#### Exercise description
Will you quote only the lines starting at the one that contains "Transcribe the text in this document." and ending with the last line of the listing below, inclusive?

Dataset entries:
*-*-*

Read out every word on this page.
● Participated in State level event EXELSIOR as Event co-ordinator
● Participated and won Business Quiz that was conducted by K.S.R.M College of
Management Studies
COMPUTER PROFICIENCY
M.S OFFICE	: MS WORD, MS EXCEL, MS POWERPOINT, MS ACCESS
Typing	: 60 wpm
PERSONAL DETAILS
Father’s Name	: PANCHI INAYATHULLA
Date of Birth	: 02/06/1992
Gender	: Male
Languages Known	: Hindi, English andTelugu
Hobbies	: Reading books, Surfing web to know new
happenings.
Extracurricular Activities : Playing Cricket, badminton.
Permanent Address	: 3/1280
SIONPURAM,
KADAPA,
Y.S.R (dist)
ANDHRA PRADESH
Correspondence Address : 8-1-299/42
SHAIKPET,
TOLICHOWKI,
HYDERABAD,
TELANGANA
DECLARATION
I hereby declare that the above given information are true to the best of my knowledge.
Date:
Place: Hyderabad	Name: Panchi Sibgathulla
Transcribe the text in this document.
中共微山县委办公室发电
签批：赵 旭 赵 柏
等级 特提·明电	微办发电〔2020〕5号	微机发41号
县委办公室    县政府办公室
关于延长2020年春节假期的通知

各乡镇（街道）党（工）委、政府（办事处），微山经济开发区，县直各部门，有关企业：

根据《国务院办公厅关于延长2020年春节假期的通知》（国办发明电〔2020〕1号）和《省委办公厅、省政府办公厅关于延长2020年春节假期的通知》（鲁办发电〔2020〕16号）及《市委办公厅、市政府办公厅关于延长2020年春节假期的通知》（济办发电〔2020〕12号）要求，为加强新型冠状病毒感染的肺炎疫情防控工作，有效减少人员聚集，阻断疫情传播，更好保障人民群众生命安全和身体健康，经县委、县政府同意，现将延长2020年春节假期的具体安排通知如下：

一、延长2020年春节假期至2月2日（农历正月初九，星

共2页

*-*-*

#### Exercise result
Transcribe the text in this document.
中共微山县委办公室发电
签批：赵 旭 赵 柏
等级 特提·明电	微办发电〔2020〕5号	微机发41号
县委办公室    县政府办公室
关于延长2020年春节假期的通知

各乡镇（街道）党（工）委、政府（办事处），微山经济开发区，县直各部门，有关企业：

根据《国务院办公厅关于延长2020年春节假期的通知》（国办发明电〔2020〕1号）和《省委办公厅、省政府办公厅关于延长2020年春节假期的通知》（鲁办发电〔2020〕16号）及《市委办公厅、市政府办公厅关于延长2020年春节假期的通知》（济办发电〔2020〕12号）要求，为加强新型冠状病毒感染的肺炎疫情防控工作，有效减少人员聚集，阻断疫情传播，更好保障人民群众生命安全和身体健康，经县委、县政府同意，现将延长2020年春节假期的具体安排通知如下：

一、延长2020年春节假期至2月2日（农历正月初九，星

共2页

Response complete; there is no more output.